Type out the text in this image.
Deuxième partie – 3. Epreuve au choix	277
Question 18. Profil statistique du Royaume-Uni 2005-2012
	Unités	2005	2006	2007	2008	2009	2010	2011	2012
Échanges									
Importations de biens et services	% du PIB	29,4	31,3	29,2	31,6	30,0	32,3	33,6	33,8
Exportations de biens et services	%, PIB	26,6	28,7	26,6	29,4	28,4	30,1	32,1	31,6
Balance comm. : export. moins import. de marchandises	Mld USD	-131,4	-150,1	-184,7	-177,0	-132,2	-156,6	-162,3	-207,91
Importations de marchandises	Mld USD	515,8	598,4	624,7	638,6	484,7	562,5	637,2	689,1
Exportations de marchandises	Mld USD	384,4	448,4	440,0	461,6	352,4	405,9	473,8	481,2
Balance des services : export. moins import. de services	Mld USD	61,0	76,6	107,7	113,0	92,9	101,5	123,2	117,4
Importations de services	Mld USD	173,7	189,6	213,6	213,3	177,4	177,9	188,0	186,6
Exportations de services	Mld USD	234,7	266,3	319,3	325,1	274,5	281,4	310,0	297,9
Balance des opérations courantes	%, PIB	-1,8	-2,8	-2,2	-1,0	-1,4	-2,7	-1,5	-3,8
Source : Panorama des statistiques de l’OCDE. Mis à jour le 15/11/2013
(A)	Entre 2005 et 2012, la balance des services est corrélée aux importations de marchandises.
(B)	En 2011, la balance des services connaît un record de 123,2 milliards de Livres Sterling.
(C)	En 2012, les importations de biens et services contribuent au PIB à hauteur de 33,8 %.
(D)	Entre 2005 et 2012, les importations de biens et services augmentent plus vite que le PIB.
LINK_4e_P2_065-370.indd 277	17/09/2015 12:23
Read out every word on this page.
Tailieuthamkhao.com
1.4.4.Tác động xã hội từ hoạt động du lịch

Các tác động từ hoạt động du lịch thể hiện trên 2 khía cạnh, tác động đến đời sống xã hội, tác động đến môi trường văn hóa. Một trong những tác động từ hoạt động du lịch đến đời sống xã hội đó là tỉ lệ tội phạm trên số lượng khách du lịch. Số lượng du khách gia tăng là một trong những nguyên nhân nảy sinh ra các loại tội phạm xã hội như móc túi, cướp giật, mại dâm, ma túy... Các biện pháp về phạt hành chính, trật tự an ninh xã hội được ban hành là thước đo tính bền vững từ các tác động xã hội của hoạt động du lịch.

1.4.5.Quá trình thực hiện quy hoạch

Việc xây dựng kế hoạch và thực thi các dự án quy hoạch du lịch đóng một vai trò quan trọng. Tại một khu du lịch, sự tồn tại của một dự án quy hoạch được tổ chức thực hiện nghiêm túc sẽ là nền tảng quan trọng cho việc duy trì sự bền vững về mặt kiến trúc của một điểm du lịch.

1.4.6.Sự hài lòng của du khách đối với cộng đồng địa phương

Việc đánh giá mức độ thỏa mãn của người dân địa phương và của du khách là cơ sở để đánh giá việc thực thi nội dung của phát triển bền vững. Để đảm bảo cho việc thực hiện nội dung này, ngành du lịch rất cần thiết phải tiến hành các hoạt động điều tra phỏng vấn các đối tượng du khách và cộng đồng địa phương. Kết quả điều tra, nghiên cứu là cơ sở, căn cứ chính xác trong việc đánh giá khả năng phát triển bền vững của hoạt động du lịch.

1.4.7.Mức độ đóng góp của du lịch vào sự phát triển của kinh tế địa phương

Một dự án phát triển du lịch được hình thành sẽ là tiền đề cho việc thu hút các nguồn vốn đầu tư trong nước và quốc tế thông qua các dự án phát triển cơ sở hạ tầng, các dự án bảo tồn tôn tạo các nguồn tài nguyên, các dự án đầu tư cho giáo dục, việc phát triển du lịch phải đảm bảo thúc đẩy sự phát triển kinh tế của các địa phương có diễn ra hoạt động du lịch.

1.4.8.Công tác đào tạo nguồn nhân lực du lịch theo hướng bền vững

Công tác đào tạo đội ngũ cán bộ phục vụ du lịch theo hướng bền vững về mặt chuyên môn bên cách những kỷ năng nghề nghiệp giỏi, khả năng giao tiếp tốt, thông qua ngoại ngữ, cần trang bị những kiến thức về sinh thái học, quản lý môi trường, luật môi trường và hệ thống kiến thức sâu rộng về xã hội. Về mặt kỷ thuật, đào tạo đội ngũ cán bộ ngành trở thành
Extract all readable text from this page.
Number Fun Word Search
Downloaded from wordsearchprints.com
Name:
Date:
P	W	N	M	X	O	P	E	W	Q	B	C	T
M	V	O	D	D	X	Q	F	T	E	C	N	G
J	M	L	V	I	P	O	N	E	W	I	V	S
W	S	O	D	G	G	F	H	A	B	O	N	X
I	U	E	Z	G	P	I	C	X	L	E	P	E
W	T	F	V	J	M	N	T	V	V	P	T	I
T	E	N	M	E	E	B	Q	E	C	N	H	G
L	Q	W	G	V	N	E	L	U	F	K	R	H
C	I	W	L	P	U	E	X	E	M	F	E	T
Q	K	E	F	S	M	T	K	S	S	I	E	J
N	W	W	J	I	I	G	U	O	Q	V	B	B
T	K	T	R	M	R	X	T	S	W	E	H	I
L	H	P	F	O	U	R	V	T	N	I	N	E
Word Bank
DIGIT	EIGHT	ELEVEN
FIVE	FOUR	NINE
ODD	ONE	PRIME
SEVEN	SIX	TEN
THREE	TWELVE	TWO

- What needs to be done
Write out every entry verbatim.

- Answer to the problem
Type out the text in this image.
Deuxième partie – 3. Epreuve au choix	277
Question 18. Profil statistique du Royaume-Uni 2005-2012
	Unités	2005	2006	2007	2008	2009	2010	2011	2012
Échanges									
Importations de biens et services	% du PIB	29,4	31,3	29,2	31,6	30,0	32,3	33,6	33,8
Exportations de biens et services	%, PIB	26,6	28,7	26,6	29,4	28,4	30,1	32,1	31,6
Balance comm. : export. moins import. de marchandises	Mld USD	-131,4	-150,1	-184,7	-177,0	-132,2	-156,6	-162,3	-207,91
Importations de marchandises	Mld USD	515,8	598,4	624,7	638,6	484,7	562,5	637,2	689,1
Exportations de marchandises	Mld USD	384,4	448,4	440,0	461,6	352,4	405,9	473,8	481,2
Balance des services : export. moins import. de services	Mld USD	61,0	76,6	107,7	113,0	92,9	101,5	123,2	117,4
Importations de services	Mld USD	173,7	189,6	213,6	213,3	177,4	177,9	188,0	186,6
Exportations de services	Mld USD	234,7	266,3	319,3	325,1	274,5	281,4	310,0	297,9
Balance des opérations courantes	%, PIB	-1,8	-2,8	-2,2	-1,0	-1,4	-2,7	-1,5	-3,8
Source : Panorama des statistiques de l’OCDE. Mis à jour le 15/11/2013
(A)	Entre 2005 et 2012, la balance des services est corrélée aux importations de marchandises.
(B)	En 2011, la balance des services connaît un record de 123,2 milliards de Livres Sterling.
(C)	En 2012, les importations de biens et services contribuent au PIB à hauteur de 33,8 %.
(D)	Entre 2005 et 2012, les importations de biens et services augmentent plus vite que le PIB.
LINK_4e_P2_065-370.indd 277	17/09/2015 12:23
Read out every word on this page.
Tailieuthamkhao.com
1.4.4.Tác động xã hội từ hoạt động du lịch

Các tác động từ hoạt động du lịch thể hiện trên 2 khía cạnh, tác động đến đời sống xã hội, tác động đến môi trường văn hóa. Một trong những tác động từ hoạt động du lịch đến đời sống xã hội đó là tỉ lệ tội phạm trên số lượng khách du lịch. Số lượng du khách gia tăng là một trong những nguyên nhân nảy sinh ra các loại tội phạm xã hội như móc túi, cướp giật, mại dâm, ma túy... Các biện pháp về phạt hành chính, trật tự an ninh xã hội được ban hành là thước đo tính bền vững từ các tác động xã hội của hoạt động du lịch.

1.4.5.Quá trình thực hiện quy hoạch

Việc xây dựng kế hoạch và thực thi các dự án quy hoạch du lịch đóng một vai trò quan trọng. Tại một khu du lịch, sự tồn tại của một dự án quy hoạch được tổ chức thực hiện nghiêm túc sẽ là nền tảng quan trọng cho việc duy trì sự bền vững về mặt kiến trúc của một điểm du lịch.

1.4.6.Sự hài lòng của du khách đối với cộng đồng địa phương

Việc đánh giá mức độ thỏa mãn của người dân địa phương và của du khách là cơ sở để đánh giá việc thực thi nội dung của phát triển bền vững. Để đảm bảo cho việc thực hiện nội dung này, ngành du lịch rất cần thiết phải tiến hành các hoạt động điều tra phỏng vấn các đối tượng du khách và cộng đồng địa phương. Kết quả điều tra, nghiên cứu là cơ sở, căn cứ chính xác trong việc đánh giá khả năng phát triển bền vững của hoạt động du lịch.

1.4.7.Mức độ đóng góp của du lịch vào sự phát triển của kinh tế địa phương

Một dự án phát triển du lịch được hình thành sẽ là tiền đề cho việc thu hút các nguồn vốn đầu tư trong nước và quốc tế thông qua các dự án phát triển cơ sở hạ tầng, các dự án bảo tồn tôn tạo các nguồn tài nguyên, các dự án đầu tư cho giáo dục, việc phát triển du lịch phải đảm bảo thúc đẩy sự phát triển kinh tế của các địa phương có diễn ra hoạt động du lịch.

1.4.8.Công tác đào tạo nguồn nhân lực du lịch theo hướng bền vững

Công tác đào tạo đội ngũ cán bộ phục vụ du lịch theo hướng bền vững về mặt chuyên môn bên cách những kỷ năng nghề nghiệp giỏi, khả năng giao tiếp tốt, thông qua ngoại ngữ, cần trang bị những kiến thức về sinh thái học, quản lý môi trường, luật môi trường và hệ thống kiến thức sâu rộng về xã hội. Về mặt kỷ thuật, đào tạo đội ngũ cán bộ ngành trở thành
Extract all readable text from this page.
Number Fun Word Search
Downloaded from wordsearchprints.com
Name:
Date:
P	W	N	M	X	O	P	E	W	Q	B	C	T
M	V	O	D	D	X	Q	F	T	E	C	N	G
J	M	L	V	I	P	O	N	E	W	I	V	S
W	S	O	D	G	G	F	H	A	B	O	N	X
I	U	E	Z	G	P	I	C	X	L	E	P	E
W	T	F	V	J	M	N	T	V	V	P	T	I
T	E	N	M	E	E	B	Q	E	C	N	H	G
L	Q	W	G	V	N	E	L	U	F	K	R	H
C	I	W	L	P	U	E	X	E	M	F	E	T
Q	K	E	F	S	M	T	K	S	S	I	E	J
N	W	W	J	I	I	G	U	O	Q	V	B	B
T	K	T	R	M	R	X	T	S	W	E	H	I
L	H	P	F	O	U	R	V	T	N	I	N	E
Word Bank
DIGIT	EIGHT	ELEVEN
FIVE	FOUR	NINE
ODD	ONE	PRIME
SEVEN	SIX	TEN
THREE	TWELVE	TWO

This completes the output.